§ Exercise task: Only the pictures stay out; every record is to be quoted exactly.

[Data records]
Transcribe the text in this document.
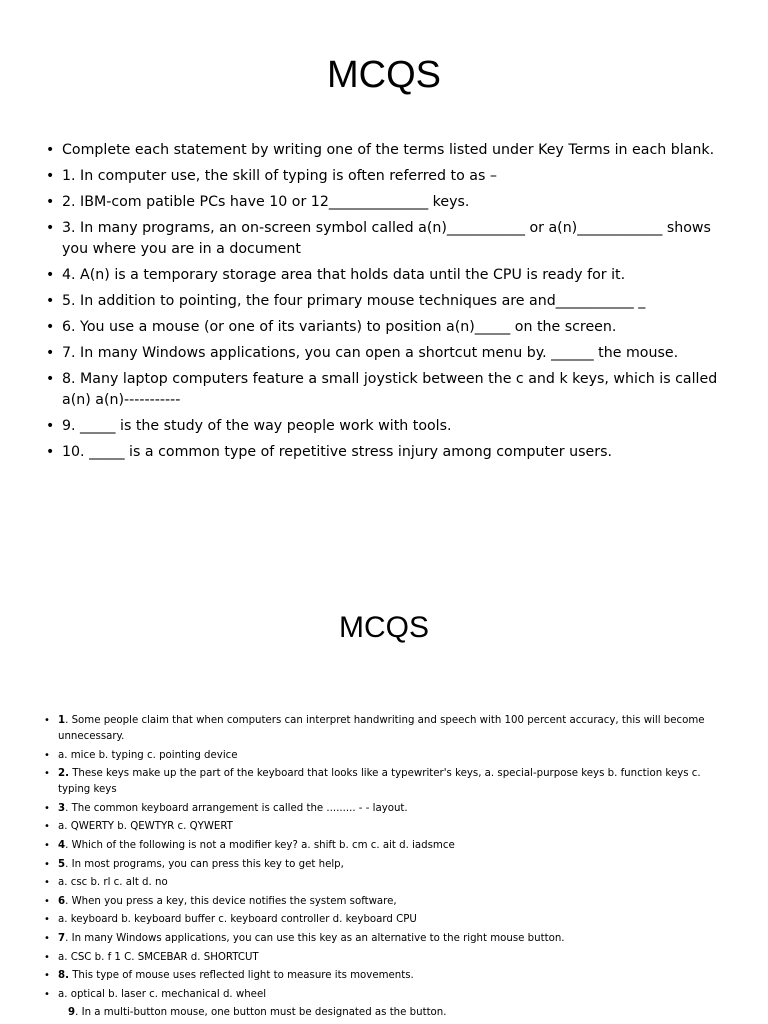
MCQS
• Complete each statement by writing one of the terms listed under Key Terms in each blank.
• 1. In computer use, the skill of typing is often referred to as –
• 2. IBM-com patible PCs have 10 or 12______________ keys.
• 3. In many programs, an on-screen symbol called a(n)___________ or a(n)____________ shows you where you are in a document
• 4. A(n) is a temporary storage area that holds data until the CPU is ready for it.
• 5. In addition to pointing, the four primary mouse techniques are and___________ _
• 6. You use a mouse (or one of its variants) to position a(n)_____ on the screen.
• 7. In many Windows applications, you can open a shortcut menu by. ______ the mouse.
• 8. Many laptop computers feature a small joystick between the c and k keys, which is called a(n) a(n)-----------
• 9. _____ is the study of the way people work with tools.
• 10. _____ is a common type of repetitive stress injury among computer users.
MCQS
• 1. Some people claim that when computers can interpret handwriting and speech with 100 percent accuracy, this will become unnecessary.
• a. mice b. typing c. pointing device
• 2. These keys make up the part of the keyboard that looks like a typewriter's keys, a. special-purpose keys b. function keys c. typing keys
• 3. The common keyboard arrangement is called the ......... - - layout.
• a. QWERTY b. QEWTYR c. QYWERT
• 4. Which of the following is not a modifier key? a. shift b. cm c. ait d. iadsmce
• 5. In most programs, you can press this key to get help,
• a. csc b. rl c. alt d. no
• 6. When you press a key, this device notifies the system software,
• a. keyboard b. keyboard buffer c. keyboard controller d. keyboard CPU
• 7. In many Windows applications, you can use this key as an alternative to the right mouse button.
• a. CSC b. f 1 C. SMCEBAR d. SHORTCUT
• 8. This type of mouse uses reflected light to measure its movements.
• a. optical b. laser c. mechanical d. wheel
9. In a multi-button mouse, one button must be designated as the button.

§ Task response:
Transcribe the text in this document.
MCQS
• Complete each statement by writing one of the terms listed under Key Terms in each blank.
• 1. In computer use, the skill of typing is often referred to as –
• 2. IBM-com patible PCs have 10 or 12______________ keys.
• 3. In many programs, an on-screen symbol called a(n)___________ or a(n)____________ shows you where you are in a document
• 4. A(n) is a temporary storage area that holds data until the CPU is ready for it.
• 5. In addition to pointing, the four primary mouse techniques are and___________ _
• 6. You use a mouse (or one of its variants) to position a(n)_____ on the screen.
• 7. In many Windows applications, you can open a shortcut menu by. ______ the mouse.
• 8. Many laptop computers feature a small joystick between the c and k keys, which is called a(n) a(n)-----------
• 9. _____ is the study of the way people work with tools.
• 10. _____ is a common type of repetitive stress injury among computer users.
MCQS
• 1. Some people claim that when computers can interpret handwriting and speech with 100 percent accuracy, this will become unnecessary.
• a. mice b. typing c. pointing device
• 2. These keys make up the part of the keyboard that looks like a typewriter's keys, a. special-purpose keys b. function keys c. typing keys
• 3. The common keyboard arrangement is called the ......... - - layout.
• a. QWERTY b. QEWTYR c. QYWERT
• 4. Which of the following is not a modifier key? a. shift b. cm c. ait d. iadsmce
• 5. In most programs, you can press this key to get help,
• a. csc b. rl c. alt d. no
• 6. When you press a key, this device notifies the system software,
• a. keyboard b. keyboard buffer c. keyboard controller d. keyboard CPU
• 7. In many Windows applications, you can use this key as an alternative to the right mouse button.
• a. CSC b. f 1 C. SMCEBAR d. SHORTCUT
• 8. This type of mouse uses reflected light to measure its movements.
• a. optical b. laser c. mechanical d. wheel
9. In a multi-button mouse, one button must be designated as the button.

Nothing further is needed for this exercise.